** start of INFORMATION GIVEN **

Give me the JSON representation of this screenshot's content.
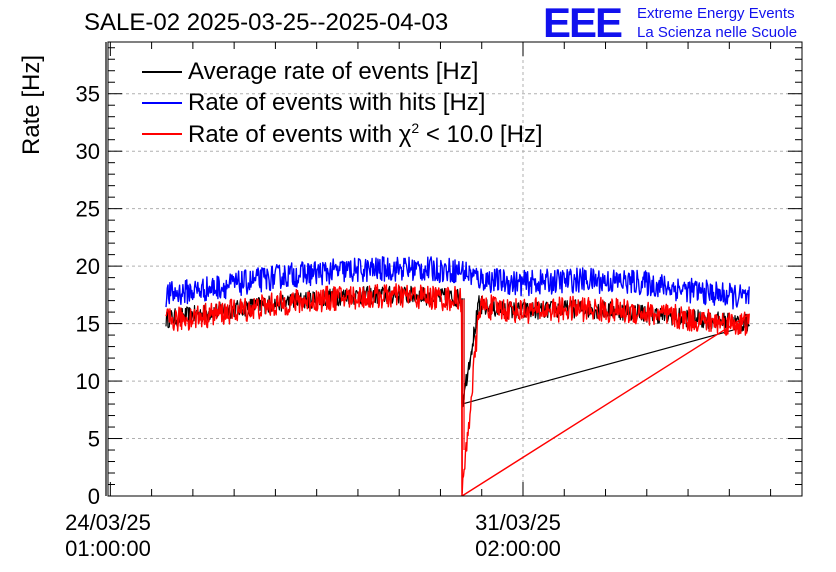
{
  "header": {
    "title": "SALE-02 2025-03-25--2025-04-03",
    "logo_letters": "EEE",
    "logo_line1": "Extreme Energy Events",
    "logo_line2": "La Scienza nelle Scuole"
  },
  "colors": {
    "average": "#000000",
    "hits": "#0000ff",
    "chi2": "#ff0000",
    "grid": "#b0b0b0",
    "logo": "#1111ee"
  },
  "chart_data": {
    "type": "line",
    "title": "SALE-02 2025-03-25--2025-04-03",
    "ylabel": "Rate [Hz]",
    "xlabel": "",
    "ylim": [
      0,
      39.5
    ],
    "yticks": [
      0,
      5,
      10,
      15,
      20,
      25,
      30,
      35
    ],
    "xticks": [
      {
        "date": "24/03/25",
        "time": "01:00:00",
        "t_days": 0
      },
      {
        "date": "31/03/25",
        "time": "02:00:00",
        "t_days": 7.04
      }
    ],
    "xlim_days": [
      -0.04,
      11.8
    ],
    "grid": true,
    "legend_position": "top-left",
    "series": [
      {
        "name": "Average rate of events [Hz]",
        "key": "average",
        "t_days": [
          0.95,
          2.0,
          3.0,
          4.0,
          5.0,
          6.0,
          6.0,
          6.3,
          6.3,
          7.0,
          8.0,
          9.0,
          10.0,
          10.9
        ],
        "values": [
          15.4,
          16.2,
          16.9,
          17.4,
          17.5,
          17.2,
          8.0,
          17.0,
          16.4,
          16.1,
          16.3,
          16.0,
          15.4,
          15.0
        ]
      },
      {
        "name": "Rate of events with hits [Hz]",
        "key": "hits",
        "t_days": [
          0.95,
          2.0,
          3.0,
          4.0,
          5.0,
          6.0,
          6.3,
          7.0,
          8.0,
          9.0,
          10.0,
          10.9
        ],
        "values": [
          17.5,
          18.3,
          19.2,
          19.6,
          19.8,
          19.6,
          18.9,
          18.5,
          18.8,
          18.6,
          17.8,
          17.2
        ]
      },
      {
        "name": "Rate of events with χ² < 10.0 [Hz]",
        "key": "chi2",
        "t_days": [
          0.95,
          2.0,
          3.0,
          4.0,
          5.0,
          6.0,
          6.0,
          6.3,
          7.0,
          8.0,
          9.0,
          10.0,
          10.9
        ],
        "values": [
          15.2,
          16.0,
          16.8,
          17.3,
          17.4,
          17.1,
          0,
          16.5,
          16.1,
          16.3,
          16.0,
          15.3,
          14.9
        ]
      }
    ]
  },
  "legend": {
    "item1": "Average rate of events [Hz]",
    "item2": "Rate of events with hits [Hz]",
    "item3_prefix": "Rate of events with χ",
    "item3_sup": "2",
    "item3_suffix": " < 10.0 [Hz]"
  },
  "xaxis": {
    "tick1_date": "24/03/25",
    "tick1_time": "01:00:00",
    "tick2_date": "31/03/25",
    "tick2_time": "02:00:00"
  }
}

** end of INFORMATION GIVEN **

* [EXERCISE] Your task is to repeat the material above exactly, without its pictures.

* [OUTPUT FOR THIS EXERCISE]
Give me the JSON representation of this screenshot's content.
{
  "header": {
    "title": "SALE-02 2025-03-25--2025-04-03",
    "logo_letters": "EEE",
    "logo_line1": "Extreme Energy Events",
    "logo_line2": "La Scienza nelle Scuole"
  },
  "colors": {
    "average": "#000000",
    "hits": "#0000ff",
    "chi2": "#ff0000",
    "grid": "#b0b0b0",
    "logo": "#1111ee"
  },
  "chart_data": {
    "type": "line",
    "title": "SALE-02 2025-03-25--2025-04-03",
    "ylabel": "Rate [Hz]",
    "xlabel": "",
    "ylim": [
      0,
      39.5
    ],
    "yticks": [
      0,
      5,
      10,
      15,
      20,
      25,
      30,
      35
    ],
    "xticks": [
      {
        "date": "24/03/25",
        "time": "01:00:00",
        "t_days": 0
      },
      {
        "date": "31/03/25",
        "time": "02:00:00",
        "t_days": 7.04
      }
    ],
    "xlim_days": [
      -0.04,
      11.8
    ],
    "grid": true,
    "legend_position": "top-left",
    "series": [
      {
        "name": "Average rate of events [Hz]",
        "key": "average",
        "t_days": [
          0.95,
          2.0,
          3.0,
          4.0,
          5.0,
          6.0,
          6.0,
          6.3,
          6.3,
          7.0,
          8.0,
          9.0,
          10.0,
          10.9
        ],
        "values": [
          15.4,
          16.2,
          16.9,
          17.4,
          17.5,
          17.2,
          8.0,
          17.0,
          16.4,
          16.1,
          16.3,
          16.0,
          15.4,
          15.0
        ]
      },
      {
        "name": "Rate of events with hits [Hz]",
        "key": "hits",
        "t_days": [
          0.95,
          2.0,
          3.0,
          4.0,
          5.0,
          6.0,
          6.3,
          7.0,
          8.0,
          9.0,
          10.0,
          10.9
        ],
        "values": [
          17.5,
          18.3,
          19.2,
          19.6,
          19.8,
          19.6,
          18.9,
          18.5,
          18.8,
          18.6,
          17.8,
          17.2
        ]
      },
      {
        "name": "Rate of events with χ² < 10.0 [Hz]",
        "key": "chi2",
        "t_days": [
          0.95,
          2.0,
          3.0,
          4.0,
          5.0,
          6.0,
          6.0,
          6.3,
          7.0,
          8.0,
          9.0,
          10.0,
          10.9
        ],
        "values": [
          15.2,
          16.0,
          16.8,
          17.3,
          17.4,
          17.1,
          0,
          16.5,
          16.1,
          16.3,
          16.0,
          15.3,
          14.9
        ]
      }
    ]
  },
  "legend": {
    "item1": "Average rate of events [Hz]",
    "item2": "Rate of events with hits [Hz]",
    "item3_prefix": "Rate of events with χ",
    "item3_sup": "2",
    "item3_suffix": " < 10.0 [Hz]"
  },
  "xaxis": {
    "tick1_date": "24/03/25",
    "tick1_time": "01:00:00",
    "tick2_date": "31/03/25",
    "tick2_time": "02:00:00"
  }
}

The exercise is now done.